▶ [Short task]:
Write out the material exactly, without any of its pictures.
***** Exercise input
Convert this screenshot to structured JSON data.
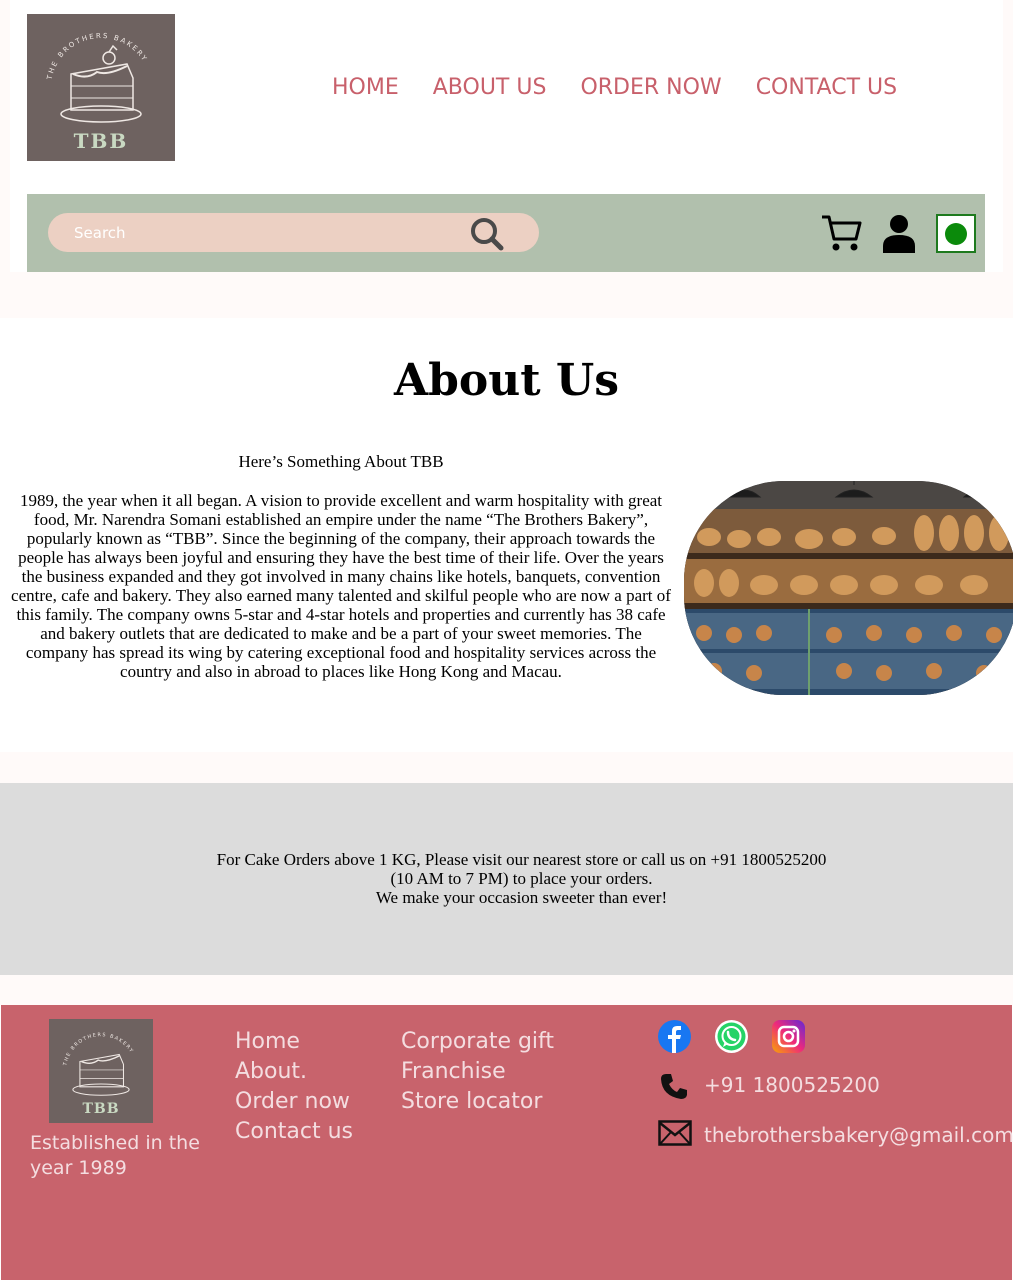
{
  "brand": {
    "logo_ring_text": "THE BROTHERS BAKERY",
    "logo_abbr": "TBB"
  },
  "nav": {
    "items": [
      "HOME",
      "ABOUT US",
      "ORDER NOW",
      "CONTACT US"
    ]
  },
  "search": {
    "placeholder": "Search"
  },
  "colors": {
    "nav_text": "#c8606b",
    "toolbar_bg": "#b1c0ad",
    "search_bg": "#ecd0c3",
    "footer_bg": "#c8636c",
    "grey_band": "#dcdcdc",
    "veg_green": "#0b8a0b"
  },
  "icons": {
    "search": "search-icon",
    "cart": "cart-icon",
    "user": "user-icon",
    "veg": "veg-indicator-icon",
    "facebook": "facebook-icon",
    "whatsapp": "whatsapp-icon",
    "instagram": "instagram-icon",
    "phone": "phone-icon",
    "mail": "mail-icon"
  },
  "about": {
    "title": "About Us",
    "subtitle": "Here’s Something About TBB",
    "body": "1989, the year when it all began. A vision to provide excellent and warm hospitality with great food, Mr. Narendra Somani established an empire under the name “The Brothers Bakery”, popularly known as “TBB”. Since the beginning of the company, their approach towards the people has always been joyful and ensuring they have the best time of their life. Over the years the business expanded and they got involved in many chains like hotels, banquets, convention centre, cafe and bakery. They also earned many talented and skilful people who are now a part of this family. The company owns 5-star and 4-star hotels and properties and currently has 38 cafe and bakery outlets that are dedicated to make and be a part of your sweet memories. The company has spread its wing by catering exceptional food and hospitality services across the country and also in abroad to places like Hong Kong and Macau."
  },
  "notice": {
    "line1": "For Cake Orders above 1 KG, Please visit our nearest store or call us on +91 1800525200",
    "line2": "(10 AM to 7 PM) to place your orders.",
    "line3": "We make your occasion sweeter than ever!"
  },
  "footer": {
    "logo_abbr": "TBB",
    "established": "Established in the year 1989",
    "col1": [
      "Home",
      "About.",
      "Order now",
      "Contact us"
    ],
    "col2": [
      "Corporate gift",
      "Franchise",
      "Store locator"
    ],
    "phone": "+91 1800525200",
    "email": "thebrothersbakery@gmail.com"
  }
}
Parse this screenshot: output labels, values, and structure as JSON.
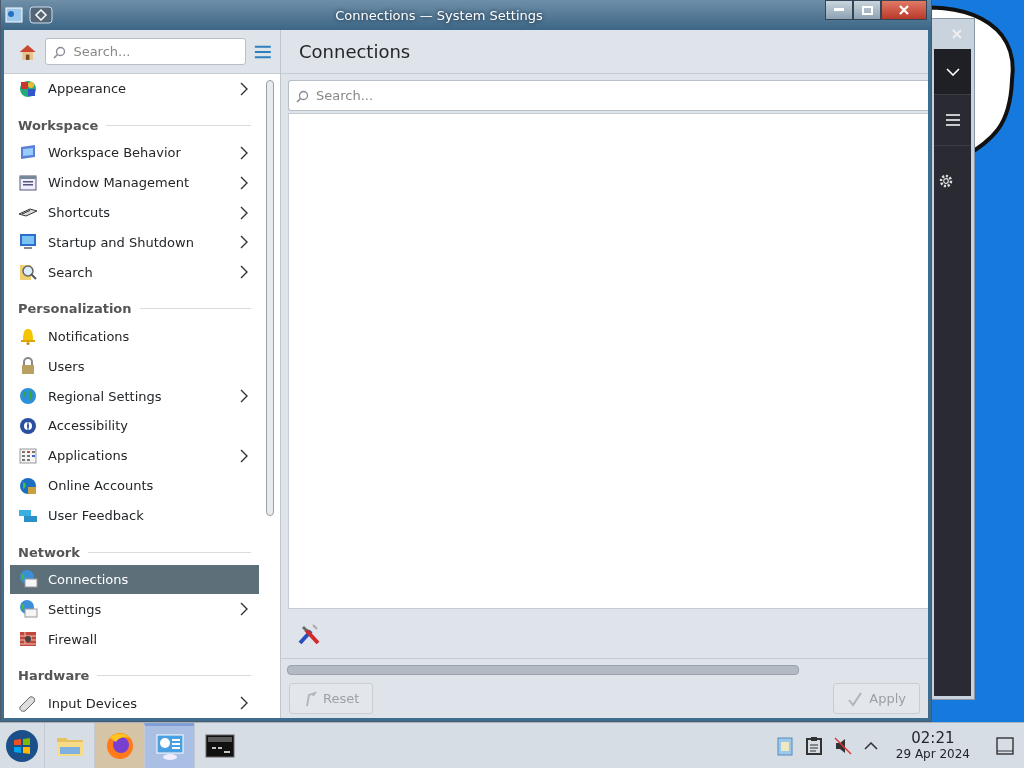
{
  "window": {
    "title": "Connections — System Settings"
  },
  "sidebar": {
    "search": {
      "placeholder": "Search..."
    },
    "items": [
      {
        "kind": "item",
        "label": "Appearance",
        "has_children": true,
        "selected": false
      },
      {
        "kind": "header",
        "label": "Workspace"
      },
      {
        "kind": "item",
        "label": "Workspace Behavior",
        "has_children": true,
        "selected": false
      },
      {
        "kind": "item",
        "label": "Window Management",
        "has_children": true,
        "selected": false
      },
      {
        "kind": "item",
        "label": "Shortcuts",
        "has_children": true,
        "selected": false
      },
      {
        "kind": "item",
        "label": "Startup and Shutdown",
        "has_children": true,
        "selected": false
      },
      {
        "kind": "item",
        "label": "Search",
        "has_children": true,
        "selected": false
      },
      {
        "kind": "header",
        "label": "Personalization"
      },
      {
        "kind": "item",
        "label": "Notifications",
        "has_children": false,
        "selected": false
      },
      {
        "kind": "item",
        "label": "Users",
        "has_children": false,
        "selected": false
      },
      {
        "kind": "item",
        "label": "Regional Settings",
        "has_children": true,
        "selected": false
      },
      {
        "kind": "item",
        "label": "Accessibility",
        "has_children": false,
        "selected": false
      },
      {
        "kind": "item",
        "label": "Applications",
        "has_children": true,
        "selected": false
      },
      {
        "kind": "item",
        "label": "Online Accounts",
        "has_children": false,
        "selected": false
      },
      {
        "kind": "item",
        "label": "User Feedback",
        "has_children": false,
        "selected": false
      },
      {
        "kind": "header",
        "label": "Network"
      },
      {
        "kind": "item",
        "label": "Connections",
        "has_children": false,
        "selected": true
      },
      {
        "kind": "item",
        "label": "Settings",
        "has_children": true,
        "selected": false
      },
      {
        "kind": "item",
        "label": "Firewall",
        "has_children": false,
        "selected": false
      },
      {
        "kind": "header",
        "label": "Hardware"
      },
      {
        "kind": "item",
        "label": "Input Devices",
        "has_children": true,
        "selected": false
      }
    ]
  },
  "page": {
    "title": "Connections",
    "search": {
      "placeholder": "Search..."
    },
    "buttons": [
      {
        "label": "Reset",
        "disabled": true
      },
      {
        "label": "Apply",
        "disabled": true
      }
    ]
  },
  "taskbar": {
    "apps": [
      {
        "selected": false,
        "attention": false
      },
      {
        "selected": false,
        "attention": true
      },
      {
        "selected": true,
        "attention": false
      },
      {
        "selected": false,
        "attention": false
      }
    ],
    "clock": {
      "time": "02:21",
      "date": "29 Apr 2024"
    }
  }
}
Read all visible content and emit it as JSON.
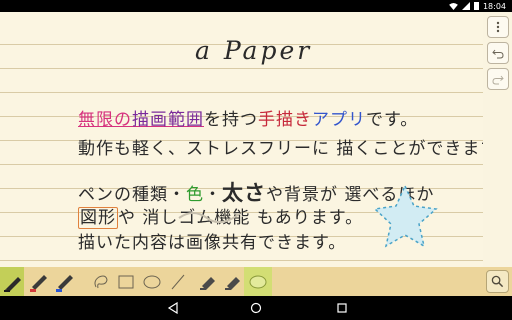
{
  "status_bar": {
    "time": "18:04"
  },
  "paper": {
    "title": "a Paper",
    "lines": [
      {
        "parts": [
          "無限の",
          "描画",
          "範囲",
          "を持つ",
          "手描き",
          "アプリ",
          "です。"
        ]
      },
      {
        "text": "動作も軽く、ストレスフリーに 描くことができます!"
      },
      {
        "parts": [
          "ペンの種類・",
          "色",
          "・",
          "太さ",
          "や背景が 選べるほか"
        ]
      },
      {
        "parts": [
          "図形",
          "や 消しゴム機能",
          " もあります。"
        ]
      },
      {
        "text": "描いた内容は画像共有できます。"
      }
    ]
  },
  "side_buttons": [
    {
      "icon": "more-vert-icon"
    },
    {
      "icon": "undo-icon"
    },
    {
      "icon": "redo-icon"
    }
  ],
  "toolbar": {
    "tools": [
      "pen-black-icon",
      "pen-red-icon",
      "pen-blue-icon",
      "lasso-icon",
      "rectangle-icon",
      "ellipse-icon",
      "line-icon",
      "marker-icon",
      "eraser-icon",
      "fill-shape-icon",
      "search-icon"
    ],
    "accent": "#c3cf58",
    "background": "#ecd59b"
  },
  "nav": [
    "back-icon",
    "home-icon",
    "recents-icon"
  ]
}
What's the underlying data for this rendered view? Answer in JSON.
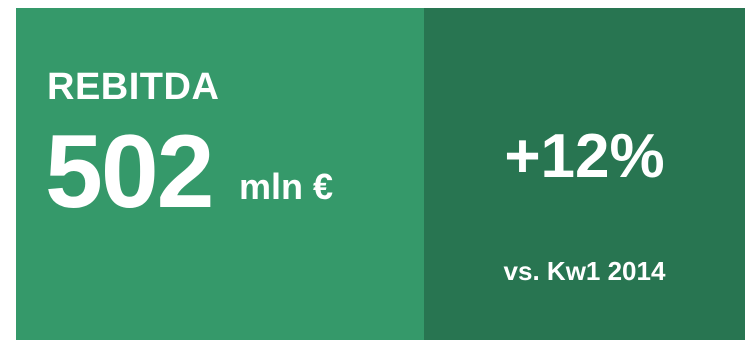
**********
▶ [Task response]:
Convert this screenshot to structured JSON data.
{
  "brand": {
    "logo_ring_text": "THE BROTHERS BAKERY",
    "logo_abbr": "TBB"
  },
  "nav": {
    "items": [
      "HOME",
      "ABOUT US",
      "ORDER NOW",
      "CONTACT US"
    ]
  },
  "search": {
    "placeholder": "Search"
  },
  "colors": {
    "nav_text": "#c8606b",
    "toolbar_bg": "#b1c0ad",
    "search_bg": "#ecd0c3",
    "footer_bg": "#c8636c",
    "grey_band": "#dcdcdc",
    "veg_green": "#0b8a0b"
  },
  "icons": {
    "search": "search-icon",
    "cart": "cart-icon",
    "user": "user-icon",
    "veg": "veg-indicator-icon",
    "facebook": "facebook-icon",
    "whatsapp": "whatsapp-icon",
    "instagram": "instagram-icon",
    "phone": "phone-icon",
    "mail": "mail-icon"
  },
  "about": {
    "title": "About Us",
    "subtitle": "Here’s Something About TBB",
    "body": "1989, the year when it all began. A vision to provide excellent and warm hospitality with great food, Mr. Narendra Somani established an empire under the name “The Brothers Bakery”, popularly known as “TBB”. Since the beginning of the company, their approach towards the people has always been joyful and ensuring they have the best time of their life. Over the years the business expanded and they got involved in many chains like hotels, banquets, convention centre, cafe and bakery. They also earned many talented and skilful people who are now a part of this family. The company owns 5-star and 4-star hotels and properties and currently has 38 cafe and bakery outlets that are dedicated to make and be a part of your sweet memories. The company has spread its wing by catering exceptional food and hospitality services across the country and also in abroad to places like Hong Kong and Macau."
  },
  "notice": {
    "line1": "For Cake Orders above 1 KG, Please visit our nearest store or call us on +91 1800525200",
    "line2": "(10 AM to 7 PM) to place your orders.",
    "line3": "We make your occasion sweeter than ever!"
  },
  "footer": {
    "logo_abbr": "TBB",
    "established": "Established in the year 1989",
    "col1": [
      "Home",
      "About.",
      "Order now",
      "Contact us"
    ],
    "col2": [
      "Corporate gift",
      "Franchise",
      "Store locator"
    ],
    "phone": "+91 1800525200",
    "email": "thebrothersbakery@gmail.com"
  }
}
Parse this screenshot: output labels, values, and structure as JSON.
{
  "window": {
    "title": "Connections — System Settings"
  },
  "sidebar": {
    "search": {
      "placeholder": "Search..."
    },
    "items": [
      {
        "kind": "item",
        "label": "Appearance",
        "has_children": true,
        "selected": false
      },
      {
        "kind": "header",
        "label": "Workspace"
      },
      {
        "kind": "item",
        "label": "Workspace Behavior",
        "has_children": true,
        "selected": false
      },
      {
        "kind": "item",
        "label": "Window Management",
        "has_children": true,
        "selected": false
      },
      {
        "kind": "item",
        "label": "Shortcuts",
        "has_children": true,
        "selected": false
      },
      {
        "kind": "item",
        "label": "Startup and Shutdown",
        "has_children": true,
        "selected": false
      },
      {
        "kind": "item",
        "label": "Search",
        "has_children": true,
        "selected": false
      },
      {
        "kind": "header",
        "label": "Personalization"
      },
      {
        "kind": "item",
        "label": "Notifications",
        "has_children": false,
        "selected": false
      },
      {
        "kind": "item",
        "label": "Users",
        "has_children": false,
        "selected": false
      },
      {
        "kind": "item",
        "label": "Regional Settings",
        "has_children": true,
        "selected": false
      },
      {
        "kind": "item",
        "label": "Accessibility",
        "has_children": false,
        "selected": false
      },
      {
        "kind": "item",
        "label": "Applications",
        "has_children": true,
        "selected": false
      },
      {
        "kind": "item",
        "label": "Online Accounts",
        "has_children": false,
        "selected": false
      },
      {
        "kind": "item",
        "label": "User Feedback",
        "has_children": false,
        "selected": false
      },
      {
        "kind": "header",
        "label": "Network"
      },
      {
        "kind": "item",
        "label": "Connections",
        "has_children": false,
        "selected": true
      },
      {
        "kind": "item",
        "label": "Settings",
        "has_children": true,
        "selected": false
      },
      {
        "kind": "item",
        "label": "Firewall",
        "has_children": false,
        "selected": false
      },
      {
        "kind": "header",
        "label": "Hardware"
      },
      {
        "kind": "item",
        "label": "Input Devices",
        "has_children": true,
        "selected": false
      }
    ]
  },
  "page": {
    "title": "Connections",
    "search": {
      "placeholder": "Search..."
    },
    "buttons": [
      {
        "label": "Reset",
        "disabled": true
      },
      {
        "label": "Apply",
        "disabled": true
      }
    ]
  },
  "taskbar": {
    "apps": [
      {
        "selected": false,
        "attention": false
      },
      {
        "selected": false,
        "attention": true
      },
      {
        "selected": true,
        "attention": false
      },
      {
        "selected": false,
        "attention": false
      }
    ],
    "clock": {
      "time": "02:21",
      "date": "29 Apr 2024"
    }
  }
}
Read all visible content and emit it as JSON.
{
  "status_bar": {
    "time": "18:04"
  },
  "paper": {
    "title": "a Paper",
    "lines": [
      {
        "parts": [
          "無限の",
          "描画",
          "範囲",
          "を持つ",
          "手描き",
          "アプリ",
          "です。"
        ]
      },
      {
        "text": "動作も軽く、ストレスフリーに 描くことができます!"
      },
      {
        "parts": [
          "ペンの種類・",
          "色",
          "・",
          "太さ",
          "や背景が 選べるほか"
        ]
      },
      {
        "parts": [
          "図形",
          "や 消しゴム機能",
          " もあります。"
        ]
      },
      {
        "text": "描いた内容は画像共有できます。"
      }
    ]
  },
  "side_buttons": [
    {
      "icon": "more-vert-icon"
    },
    {
      "icon": "undo-icon"
    },
    {
      "icon": "redo-icon"
    }
  ],
  "toolbar": {
    "tools": [
      "pen-black-icon",
      "pen-red-icon",
      "pen-blue-icon",
      "lasso-icon",
      "rectangle-icon",
      "ellipse-icon",
      "line-icon",
      "marker-icon",
      "eraser-icon",
      "fill-shape-icon",
      "search-icon"
    ],
    "accent": "#c3cf58",
    "background": "#ecd59b"
  },
  "nav": [
    "back-icon",
    "home-icon",
    "recents-icon"
  ]
}
What's the underlying data for this rendered view? Answer in JSON.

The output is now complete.